## Stated problem
Print the records below word for word, but leave out the pictures.

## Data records
----------------------------------------

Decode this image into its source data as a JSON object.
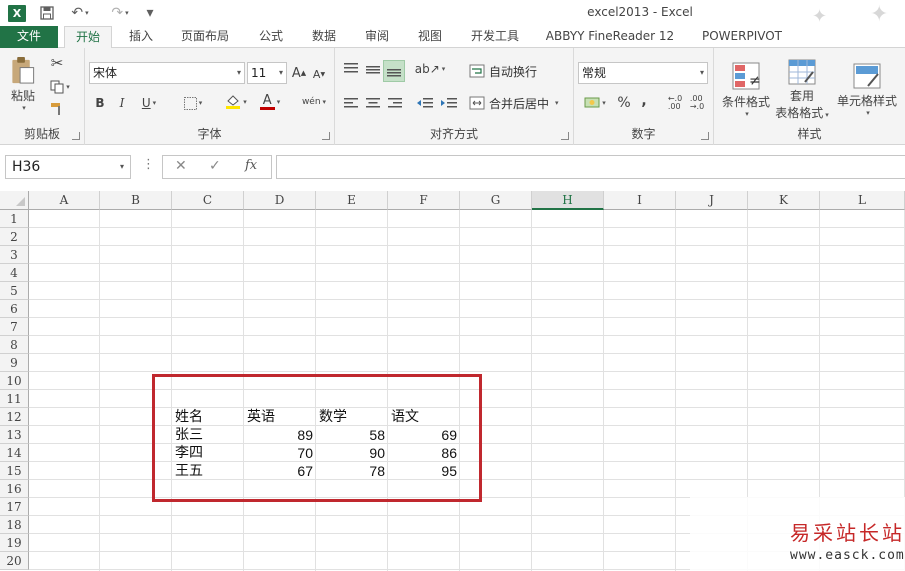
{
  "window": {
    "title": "excel2013 - Excel"
  },
  "quick_access": {
    "app_icon": "X",
    "custom_arrow": "▾"
  },
  "tabs": [
    {
      "label": "文件"
    },
    {
      "label": "开始"
    },
    {
      "label": "插入"
    },
    {
      "label": "页面布局"
    },
    {
      "label": "公式"
    },
    {
      "label": "数据"
    },
    {
      "label": "审阅"
    },
    {
      "label": "视图"
    },
    {
      "label": "开发工具"
    },
    {
      "label": "ABBYY FineReader 12"
    },
    {
      "label": "POWERPIVOT"
    }
  ],
  "ribbon": {
    "clipboard": {
      "label": "剪贴板",
      "paste": "粘贴"
    },
    "font": {
      "label": "字体",
      "font_name": "宋体",
      "font_size": "11",
      "bold": "B",
      "italic": "I",
      "underline": "U",
      "wen": "wén"
    },
    "alignment": {
      "label": "对齐方式",
      "wrap_text": "自动换行",
      "merge_center": "合并后居中"
    },
    "number": {
      "label": "数字",
      "format": "常规",
      "percent": "%",
      "comma": ","
    },
    "styles": {
      "label": "样式",
      "conditional": "条件格式",
      "table_fmt_line1": "套用",
      "table_fmt_line2": "表格格式",
      "cell_styles": "单元格样式"
    }
  },
  "formula_bar": {
    "name_box": "H36",
    "fx": "fx",
    "cancel": "✕",
    "enter": "✓",
    "more": "⋮",
    "value": ""
  },
  "grid": {
    "columns": [
      "A",
      "B",
      "C",
      "D",
      "E",
      "F",
      "G",
      "H",
      "I",
      "J",
      "K",
      "L"
    ],
    "selected_column": "H",
    "rows": [
      "1",
      "2",
      "3",
      "4",
      "5",
      "6",
      "7",
      "8",
      "9",
      "10",
      "11",
      "12",
      "13",
      "14",
      "15",
      "16",
      "17",
      "18",
      "19",
      "20"
    ],
    "table": {
      "header": [
        "姓名",
        "英语",
        "数学",
        "语文"
      ],
      "rows": [
        {
          "name": "张三",
          "english": "89",
          "math": "58",
          "chinese": "69"
        },
        {
          "name": "李四",
          "english": "70",
          "math": "90",
          "chinese": "86"
        },
        {
          "name": "王五",
          "english": "67",
          "math": "78",
          "chinese": "95"
        }
      ]
    }
  },
  "watermark": {
    "text": "易采站长站",
    "url": "www.easck.com"
  },
  "colors": {
    "excel_green": "#217346",
    "highlight_red": "#c0282e"
  }
}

----------------------------------------

## In response
Decode this image into its source data as a JSON object.
{
  "window": {
    "title": "excel2013 - Excel"
  },
  "quick_access": {
    "app_icon": "X",
    "custom_arrow": "▾"
  },
  "tabs": [
    {
      "label": "文件"
    },
    {
      "label": "开始"
    },
    {
      "label": "插入"
    },
    {
      "label": "页面布局"
    },
    {
      "label": "公式"
    },
    {
      "label": "数据"
    },
    {
      "label": "审阅"
    },
    {
      "label": "视图"
    },
    {
      "label": "开发工具"
    },
    {
      "label": "ABBYY FineReader 12"
    },
    {
      "label": "POWERPIVOT"
    }
  ],
  "ribbon": {
    "clipboard": {
      "label": "剪贴板",
      "paste": "粘贴"
    },
    "font": {
      "label": "字体",
      "font_name": "宋体",
      "font_size": "11",
      "bold": "B",
      "italic": "I",
      "underline": "U",
      "wen": "wén"
    },
    "alignment": {
      "label": "对齐方式",
      "wrap_text": "自动换行",
      "merge_center": "合并后居中"
    },
    "number": {
      "label": "数字",
      "format": "常规",
      "percent": "%",
      "comma": ","
    },
    "styles": {
      "label": "样式",
      "conditional": "条件格式",
      "table_fmt_line1": "套用",
      "table_fmt_line2": "表格格式",
      "cell_styles": "单元格样式"
    }
  },
  "formula_bar": {
    "name_box": "H36",
    "fx": "fx",
    "cancel": "✕",
    "enter": "✓",
    "more": "⋮",
    "value": ""
  },
  "grid": {
    "columns": [
      "A",
      "B",
      "C",
      "D",
      "E",
      "F",
      "G",
      "H",
      "I",
      "J",
      "K",
      "L"
    ],
    "selected_column": "H",
    "rows": [
      "1",
      "2",
      "3",
      "4",
      "5",
      "6",
      "7",
      "8",
      "9",
      "10",
      "11",
      "12",
      "13",
      "14",
      "15",
      "16",
      "17",
      "18",
      "19",
      "20"
    ],
    "table": {
      "header": [
        "姓名",
        "英语",
        "数学",
        "语文"
      ],
      "rows": [
        {
          "name": "张三",
          "english": "89",
          "math": "58",
          "chinese": "69"
        },
        {
          "name": "李四",
          "english": "70",
          "math": "90",
          "chinese": "86"
        },
        {
          "name": "王五",
          "english": "67",
          "math": "78",
          "chinese": "95"
        }
      ]
    }
  },
  "watermark": {
    "text": "易采站长站",
    "url": "www.easck.com"
  },
  "colors": {
    "excel_green": "#217346",
    "highlight_red": "#c0282e"
  }
}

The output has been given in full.